#### Input records ####
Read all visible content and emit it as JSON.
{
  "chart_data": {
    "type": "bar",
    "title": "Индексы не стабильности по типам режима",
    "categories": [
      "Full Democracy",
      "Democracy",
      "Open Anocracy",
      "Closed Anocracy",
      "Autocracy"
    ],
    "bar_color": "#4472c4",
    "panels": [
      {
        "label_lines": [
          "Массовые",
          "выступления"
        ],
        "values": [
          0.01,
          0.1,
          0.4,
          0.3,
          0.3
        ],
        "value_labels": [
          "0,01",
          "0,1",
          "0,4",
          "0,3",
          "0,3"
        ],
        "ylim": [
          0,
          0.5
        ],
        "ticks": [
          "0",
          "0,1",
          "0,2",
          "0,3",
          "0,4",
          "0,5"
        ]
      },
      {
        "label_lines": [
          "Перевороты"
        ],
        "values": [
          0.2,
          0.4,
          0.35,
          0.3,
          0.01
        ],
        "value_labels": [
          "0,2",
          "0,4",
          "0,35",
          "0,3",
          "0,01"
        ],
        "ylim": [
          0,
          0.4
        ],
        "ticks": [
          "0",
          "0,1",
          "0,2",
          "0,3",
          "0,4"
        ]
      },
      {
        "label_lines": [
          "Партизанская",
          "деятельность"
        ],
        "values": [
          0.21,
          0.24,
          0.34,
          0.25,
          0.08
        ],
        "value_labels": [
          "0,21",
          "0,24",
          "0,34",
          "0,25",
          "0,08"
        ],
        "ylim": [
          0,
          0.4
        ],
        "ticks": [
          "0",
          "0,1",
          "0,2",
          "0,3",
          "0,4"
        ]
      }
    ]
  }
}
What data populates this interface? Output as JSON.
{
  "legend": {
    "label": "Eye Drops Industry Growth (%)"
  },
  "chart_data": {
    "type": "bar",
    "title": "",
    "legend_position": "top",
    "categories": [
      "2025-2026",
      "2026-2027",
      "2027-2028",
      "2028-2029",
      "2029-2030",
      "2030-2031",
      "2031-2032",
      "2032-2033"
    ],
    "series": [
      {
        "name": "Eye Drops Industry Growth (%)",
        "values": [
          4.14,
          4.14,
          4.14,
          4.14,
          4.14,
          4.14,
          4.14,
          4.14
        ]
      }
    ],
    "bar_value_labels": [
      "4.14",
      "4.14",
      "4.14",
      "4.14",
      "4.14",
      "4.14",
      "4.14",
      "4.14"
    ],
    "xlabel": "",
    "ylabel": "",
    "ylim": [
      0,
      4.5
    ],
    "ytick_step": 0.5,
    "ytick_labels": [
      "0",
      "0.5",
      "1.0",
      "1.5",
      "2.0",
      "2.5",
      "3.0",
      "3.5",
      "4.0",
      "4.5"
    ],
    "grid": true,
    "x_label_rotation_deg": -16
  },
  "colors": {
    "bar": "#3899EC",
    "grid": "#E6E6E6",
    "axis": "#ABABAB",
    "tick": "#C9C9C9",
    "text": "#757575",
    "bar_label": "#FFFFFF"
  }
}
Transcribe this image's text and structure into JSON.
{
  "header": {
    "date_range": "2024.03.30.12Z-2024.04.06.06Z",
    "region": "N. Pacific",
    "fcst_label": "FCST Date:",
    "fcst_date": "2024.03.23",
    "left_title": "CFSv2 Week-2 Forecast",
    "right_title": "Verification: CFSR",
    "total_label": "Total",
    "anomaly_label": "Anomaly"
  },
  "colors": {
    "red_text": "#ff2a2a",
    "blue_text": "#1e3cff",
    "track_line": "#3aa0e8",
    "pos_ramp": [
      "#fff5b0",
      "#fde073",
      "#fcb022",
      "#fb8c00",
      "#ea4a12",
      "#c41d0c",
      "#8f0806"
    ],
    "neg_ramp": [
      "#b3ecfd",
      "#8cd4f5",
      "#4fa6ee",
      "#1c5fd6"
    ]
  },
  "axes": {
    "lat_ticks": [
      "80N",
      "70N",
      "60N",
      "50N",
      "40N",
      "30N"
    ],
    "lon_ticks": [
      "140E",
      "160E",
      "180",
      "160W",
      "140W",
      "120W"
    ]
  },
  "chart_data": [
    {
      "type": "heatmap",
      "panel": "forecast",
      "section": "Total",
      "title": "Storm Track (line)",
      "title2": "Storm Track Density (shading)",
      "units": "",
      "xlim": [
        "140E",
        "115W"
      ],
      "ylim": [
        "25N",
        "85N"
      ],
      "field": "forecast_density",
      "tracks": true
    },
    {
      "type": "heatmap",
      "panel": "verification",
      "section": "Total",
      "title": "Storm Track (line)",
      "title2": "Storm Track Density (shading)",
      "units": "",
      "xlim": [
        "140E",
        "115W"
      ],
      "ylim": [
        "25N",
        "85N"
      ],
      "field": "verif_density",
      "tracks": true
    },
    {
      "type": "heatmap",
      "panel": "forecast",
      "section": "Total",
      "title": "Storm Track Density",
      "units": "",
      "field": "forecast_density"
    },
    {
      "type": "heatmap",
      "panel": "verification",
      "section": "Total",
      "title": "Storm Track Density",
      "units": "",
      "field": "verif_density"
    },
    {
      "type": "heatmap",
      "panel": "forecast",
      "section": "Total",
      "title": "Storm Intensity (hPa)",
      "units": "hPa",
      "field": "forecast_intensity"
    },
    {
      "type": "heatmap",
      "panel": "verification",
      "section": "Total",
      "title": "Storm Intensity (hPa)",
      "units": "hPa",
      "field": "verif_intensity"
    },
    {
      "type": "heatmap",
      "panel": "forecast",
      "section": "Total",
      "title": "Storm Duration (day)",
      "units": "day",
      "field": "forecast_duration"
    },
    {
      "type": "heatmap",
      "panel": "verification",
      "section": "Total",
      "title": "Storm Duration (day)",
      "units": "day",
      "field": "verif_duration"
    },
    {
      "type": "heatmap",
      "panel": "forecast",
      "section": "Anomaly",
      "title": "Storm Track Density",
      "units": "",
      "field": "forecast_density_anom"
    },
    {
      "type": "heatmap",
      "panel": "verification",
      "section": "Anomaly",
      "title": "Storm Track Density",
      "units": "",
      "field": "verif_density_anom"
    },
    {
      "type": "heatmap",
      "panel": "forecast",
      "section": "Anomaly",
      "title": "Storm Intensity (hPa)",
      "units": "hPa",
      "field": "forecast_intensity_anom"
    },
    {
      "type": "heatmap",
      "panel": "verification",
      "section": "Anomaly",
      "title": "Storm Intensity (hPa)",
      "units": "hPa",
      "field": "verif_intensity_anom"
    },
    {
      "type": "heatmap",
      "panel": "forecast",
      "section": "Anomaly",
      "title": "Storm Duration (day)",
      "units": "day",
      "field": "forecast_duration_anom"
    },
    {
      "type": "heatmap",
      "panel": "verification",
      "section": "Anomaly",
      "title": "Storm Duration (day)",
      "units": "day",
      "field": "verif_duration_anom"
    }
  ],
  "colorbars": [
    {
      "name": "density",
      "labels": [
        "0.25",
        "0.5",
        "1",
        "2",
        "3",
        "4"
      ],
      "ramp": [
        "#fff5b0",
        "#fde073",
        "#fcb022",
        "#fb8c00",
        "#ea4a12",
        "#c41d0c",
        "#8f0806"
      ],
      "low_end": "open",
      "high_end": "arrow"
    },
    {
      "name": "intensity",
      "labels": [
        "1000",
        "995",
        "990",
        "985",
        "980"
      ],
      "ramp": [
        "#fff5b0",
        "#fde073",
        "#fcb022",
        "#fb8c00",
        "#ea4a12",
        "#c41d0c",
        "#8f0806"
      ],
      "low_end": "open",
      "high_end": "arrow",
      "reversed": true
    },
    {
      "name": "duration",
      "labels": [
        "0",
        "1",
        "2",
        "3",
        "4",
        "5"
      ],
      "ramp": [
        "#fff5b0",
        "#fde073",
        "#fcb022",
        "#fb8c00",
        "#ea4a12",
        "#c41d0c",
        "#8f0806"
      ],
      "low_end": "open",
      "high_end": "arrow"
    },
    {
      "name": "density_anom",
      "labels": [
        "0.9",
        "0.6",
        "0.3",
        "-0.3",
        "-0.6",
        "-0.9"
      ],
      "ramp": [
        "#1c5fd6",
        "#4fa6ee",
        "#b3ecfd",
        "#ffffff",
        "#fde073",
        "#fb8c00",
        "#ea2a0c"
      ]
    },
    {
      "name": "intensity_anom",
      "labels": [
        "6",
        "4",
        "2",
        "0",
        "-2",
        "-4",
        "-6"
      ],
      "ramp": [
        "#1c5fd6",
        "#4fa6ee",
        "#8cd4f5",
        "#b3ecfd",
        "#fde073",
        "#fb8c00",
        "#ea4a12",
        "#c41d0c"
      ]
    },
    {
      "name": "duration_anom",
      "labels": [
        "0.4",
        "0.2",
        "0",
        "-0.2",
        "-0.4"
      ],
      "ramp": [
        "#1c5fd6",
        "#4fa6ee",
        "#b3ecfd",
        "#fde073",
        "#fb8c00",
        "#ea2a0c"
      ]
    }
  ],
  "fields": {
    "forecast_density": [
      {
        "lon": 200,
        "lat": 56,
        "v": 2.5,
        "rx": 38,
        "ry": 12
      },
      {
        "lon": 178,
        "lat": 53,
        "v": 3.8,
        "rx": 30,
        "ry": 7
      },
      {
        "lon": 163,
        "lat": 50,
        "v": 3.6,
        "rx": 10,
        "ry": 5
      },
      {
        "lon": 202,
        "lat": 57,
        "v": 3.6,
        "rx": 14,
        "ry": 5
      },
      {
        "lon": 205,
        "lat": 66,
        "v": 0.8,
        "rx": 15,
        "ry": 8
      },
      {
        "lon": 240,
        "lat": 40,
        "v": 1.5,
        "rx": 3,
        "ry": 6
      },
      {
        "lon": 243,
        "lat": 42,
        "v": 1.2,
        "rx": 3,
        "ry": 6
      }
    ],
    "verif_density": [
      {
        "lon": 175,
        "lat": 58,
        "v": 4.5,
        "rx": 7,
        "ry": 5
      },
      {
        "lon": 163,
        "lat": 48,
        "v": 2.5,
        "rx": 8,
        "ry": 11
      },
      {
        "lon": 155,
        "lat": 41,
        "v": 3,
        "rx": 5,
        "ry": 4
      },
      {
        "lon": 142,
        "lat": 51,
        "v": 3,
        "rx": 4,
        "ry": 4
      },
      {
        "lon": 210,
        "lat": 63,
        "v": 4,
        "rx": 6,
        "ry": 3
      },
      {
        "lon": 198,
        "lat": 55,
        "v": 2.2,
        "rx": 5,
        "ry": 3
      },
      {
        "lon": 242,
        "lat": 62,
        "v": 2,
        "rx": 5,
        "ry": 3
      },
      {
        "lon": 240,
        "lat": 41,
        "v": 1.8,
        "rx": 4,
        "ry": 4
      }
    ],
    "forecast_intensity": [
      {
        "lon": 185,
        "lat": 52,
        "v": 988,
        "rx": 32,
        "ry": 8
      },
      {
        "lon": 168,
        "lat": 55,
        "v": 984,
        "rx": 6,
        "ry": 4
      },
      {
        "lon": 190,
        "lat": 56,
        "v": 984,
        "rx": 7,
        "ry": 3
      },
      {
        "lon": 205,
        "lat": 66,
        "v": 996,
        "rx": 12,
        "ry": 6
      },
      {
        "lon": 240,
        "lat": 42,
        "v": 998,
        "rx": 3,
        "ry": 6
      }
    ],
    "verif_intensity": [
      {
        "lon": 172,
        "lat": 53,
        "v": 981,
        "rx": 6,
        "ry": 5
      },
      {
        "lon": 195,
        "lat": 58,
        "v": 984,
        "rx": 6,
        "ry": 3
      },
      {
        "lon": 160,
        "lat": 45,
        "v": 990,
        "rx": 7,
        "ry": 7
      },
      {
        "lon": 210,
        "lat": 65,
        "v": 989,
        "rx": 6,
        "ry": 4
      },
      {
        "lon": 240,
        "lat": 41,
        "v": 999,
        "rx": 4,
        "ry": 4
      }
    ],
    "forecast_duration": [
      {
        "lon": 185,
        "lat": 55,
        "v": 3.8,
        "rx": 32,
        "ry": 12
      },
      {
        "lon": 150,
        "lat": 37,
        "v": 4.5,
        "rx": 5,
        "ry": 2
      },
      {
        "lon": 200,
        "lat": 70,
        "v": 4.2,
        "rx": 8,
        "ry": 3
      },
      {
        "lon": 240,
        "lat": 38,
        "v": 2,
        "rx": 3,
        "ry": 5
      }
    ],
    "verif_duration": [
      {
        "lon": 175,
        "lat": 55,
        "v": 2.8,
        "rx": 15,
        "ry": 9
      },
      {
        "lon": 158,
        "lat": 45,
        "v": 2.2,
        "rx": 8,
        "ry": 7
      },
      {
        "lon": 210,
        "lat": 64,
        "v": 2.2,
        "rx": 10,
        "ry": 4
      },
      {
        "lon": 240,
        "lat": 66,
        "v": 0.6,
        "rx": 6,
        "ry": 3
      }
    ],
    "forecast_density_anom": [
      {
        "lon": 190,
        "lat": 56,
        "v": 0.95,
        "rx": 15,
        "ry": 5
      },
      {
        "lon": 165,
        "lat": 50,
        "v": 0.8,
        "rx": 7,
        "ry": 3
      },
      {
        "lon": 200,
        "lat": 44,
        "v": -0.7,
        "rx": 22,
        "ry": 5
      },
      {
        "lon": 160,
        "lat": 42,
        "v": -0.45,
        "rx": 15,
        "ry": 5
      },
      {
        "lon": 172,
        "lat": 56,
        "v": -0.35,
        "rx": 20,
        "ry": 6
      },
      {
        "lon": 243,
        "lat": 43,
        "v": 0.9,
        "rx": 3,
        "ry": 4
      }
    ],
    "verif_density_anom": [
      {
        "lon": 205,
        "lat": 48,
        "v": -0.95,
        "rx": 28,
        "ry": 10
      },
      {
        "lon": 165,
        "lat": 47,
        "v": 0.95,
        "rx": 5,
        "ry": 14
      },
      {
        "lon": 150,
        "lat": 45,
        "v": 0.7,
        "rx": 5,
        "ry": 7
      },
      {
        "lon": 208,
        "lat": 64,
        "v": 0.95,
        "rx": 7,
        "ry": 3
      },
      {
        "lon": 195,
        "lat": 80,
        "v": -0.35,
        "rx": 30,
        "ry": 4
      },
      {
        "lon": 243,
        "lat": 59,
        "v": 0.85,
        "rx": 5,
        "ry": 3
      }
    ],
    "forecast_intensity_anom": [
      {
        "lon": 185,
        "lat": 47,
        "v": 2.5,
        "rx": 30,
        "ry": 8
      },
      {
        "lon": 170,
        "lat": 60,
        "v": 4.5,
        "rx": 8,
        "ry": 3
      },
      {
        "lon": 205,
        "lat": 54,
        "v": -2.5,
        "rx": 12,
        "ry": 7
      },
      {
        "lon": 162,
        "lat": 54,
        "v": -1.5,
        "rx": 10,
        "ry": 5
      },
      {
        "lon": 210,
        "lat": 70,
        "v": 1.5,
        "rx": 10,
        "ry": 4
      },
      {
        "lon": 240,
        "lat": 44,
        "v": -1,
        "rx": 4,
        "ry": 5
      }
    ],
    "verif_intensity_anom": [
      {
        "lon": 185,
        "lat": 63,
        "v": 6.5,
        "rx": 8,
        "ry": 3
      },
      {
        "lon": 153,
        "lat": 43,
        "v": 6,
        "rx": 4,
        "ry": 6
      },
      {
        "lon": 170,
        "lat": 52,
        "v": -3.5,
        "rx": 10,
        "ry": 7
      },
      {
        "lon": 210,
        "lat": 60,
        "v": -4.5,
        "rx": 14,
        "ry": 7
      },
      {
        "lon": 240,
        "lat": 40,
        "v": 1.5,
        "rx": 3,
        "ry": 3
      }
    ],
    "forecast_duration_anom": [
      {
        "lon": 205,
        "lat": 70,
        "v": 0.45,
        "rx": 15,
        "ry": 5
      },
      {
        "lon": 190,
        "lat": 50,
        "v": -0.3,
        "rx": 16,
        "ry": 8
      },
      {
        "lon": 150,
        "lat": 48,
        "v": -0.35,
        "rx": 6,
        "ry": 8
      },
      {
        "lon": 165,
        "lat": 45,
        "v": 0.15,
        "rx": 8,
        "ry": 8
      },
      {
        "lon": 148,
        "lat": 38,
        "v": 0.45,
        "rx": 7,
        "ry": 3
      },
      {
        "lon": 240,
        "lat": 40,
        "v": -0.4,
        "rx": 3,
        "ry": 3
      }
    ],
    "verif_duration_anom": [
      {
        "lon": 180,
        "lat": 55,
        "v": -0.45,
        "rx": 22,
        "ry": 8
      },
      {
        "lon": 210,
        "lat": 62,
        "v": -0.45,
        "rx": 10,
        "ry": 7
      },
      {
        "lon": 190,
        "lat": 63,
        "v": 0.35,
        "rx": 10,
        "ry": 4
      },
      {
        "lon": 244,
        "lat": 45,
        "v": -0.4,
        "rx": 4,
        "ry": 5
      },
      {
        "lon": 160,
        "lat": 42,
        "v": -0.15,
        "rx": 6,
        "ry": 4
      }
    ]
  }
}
####
**What is being asked:** Copy the lines from the entries above in which the word "Growth" appears.

**Solution to the exercise:**
    "label": "Eye Drops Industry Growth (%)"
        "name": "Eye Drops Industry Growth (%)",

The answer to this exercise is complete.